→ **SHORT EXERCISE**: All the entries need to be quoted exactly, apart from the pictures, which you should drop.

--- begin DATA SHOWN ---

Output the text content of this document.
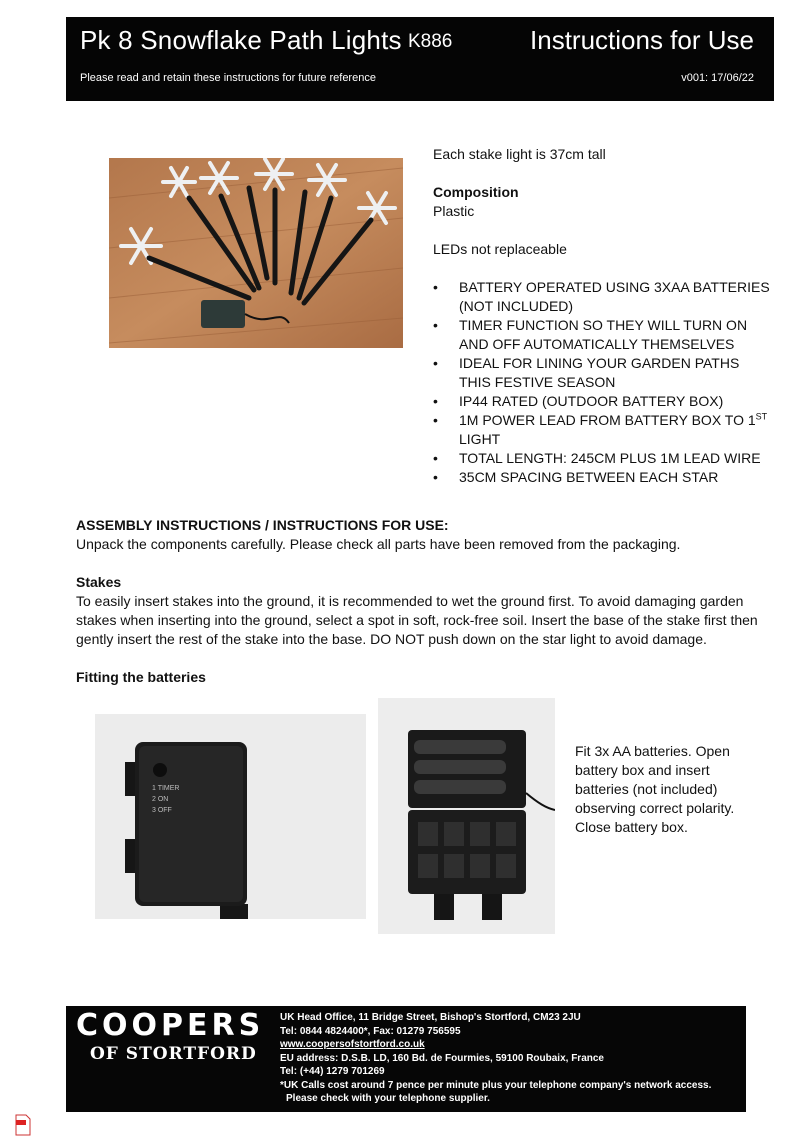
Pk 8 Snowflake Path Lights K886	Instructions for Use
Please read and retain these instructions for future reference	v001: 17/06/22

Each stake light is 37cm tall

Composition

Plastic

LEDs not replaceable

• BATTERY OPERATED USING 3XAA BATTERIES (NOT INCLUDED)
• TIMER FUNCTION SO THEY WILL TURN ON AND OFF AUTOMATICALLY THEMSELVES
• IDEAL FOR LINING YOUR GARDEN PATHS THIS FESTIVE SEASON
• IP44 RATED (OUTDOOR BATTERY BOX)
• 1M POWER LEAD FROM BATTERY BOX TO 1ST
LIGHT
• TOTAL LENGTH: 245CM PLUS 1M LEAD WIRE
• 35CM SPACING BETWEEN EACH STAR

ASSEMBLY INSTRUCTIONS / INSTRUCTIONS FOR USE:

Unpack the components carefully. Please check all parts have been removed from the packaging.

Stakes

To easily insert stakes into the ground, it is recommended to wet the ground first. To avoid damaging garden stakes when inserting into the ground, select a spot in soft, rock-free soil. Insert the base of the stake first then gently insert the rest of the stake into the base. DO NOT push down on the star light to avoid damage.

Fitting the batteries

1 TIMER
2 ON
3 OFF
Fit 3x AA batteries. Open battery box and insert batteries (not included) observing correct polarity. Close battery box.
COOPERS
OF STORTFORD
UK Head Office, 11 Bridge Street, Bishop's Stortford, CM23 2JU
Tel: 0844 4824400*, Fax: 01279 756595
www.coopersofstortford.co.uk
EU address: D.S.B. LD, 160 Bd. de Fourmies, 59100 Roubaix, France
Tel: (+44) 1279 701269
*UK Calls cost around 7 pence per minute plus your telephone company's network access.
Please check with your telephone supplier.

--- end DATA SHOWN ---

→ **PROBLEM SOLUTION**:
Output the text content of this document.
Pk 8 Snowflake Path Lights K886	Instructions for Use
Please read and retain these instructions for future reference	v001: 17/06/22

Each stake light is 37cm tall

Composition

Plastic

LEDs not replaceable

• BATTERY OPERATED USING 3XAA BATTERIES (NOT INCLUDED)
• TIMER FUNCTION SO THEY WILL TURN ON AND OFF AUTOMATICALLY THEMSELVES
• IDEAL FOR LINING YOUR GARDEN PATHS THIS FESTIVE SEASON
• IP44 RATED (OUTDOOR BATTERY BOX)
• 1M POWER LEAD FROM BATTERY BOX TO 1ST
LIGHT
• TOTAL LENGTH: 245CM PLUS 1M LEAD WIRE
• 35CM SPACING BETWEEN EACH STAR

ASSEMBLY INSTRUCTIONS / INSTRUCTIONS FOR USE:

Unpack the components carefully. Please check all parts have been removed from the packaging.

Stakes

To easily insert stakes into the ground, it is recommended to wet the ground first. To avoid damaging garden stakes when inserting into the ground, select a spot in soft, rock-free soil. Insert the base of the stake first then gently insert the rest of the stake into the base. DO NOT push down on the star light to avoid damage.

Fitting the batteries

1 TIMER
2 ON
3 OFF
Fit 3x AA batteries. Open battery box and insert batteries (not included) observing correct polarity. Close battery box.
COOPERS
OF STORTFORD
UK Head Office, 11 Bridge Street, Bishop's Stortford, CM23 2JU
Tel: 0844 4824400*, Fax: 01279 756595
www.coopersofstortford.co.uk
EU address: D.S.B. LD, 160 Bd. de Fourmies, 59100 Roubaix, France
Tel: (+44) 1279 701269
*UK Calls cost around 7 pence per minute plus your telephone company's network access.
Please check with your telephone supplier.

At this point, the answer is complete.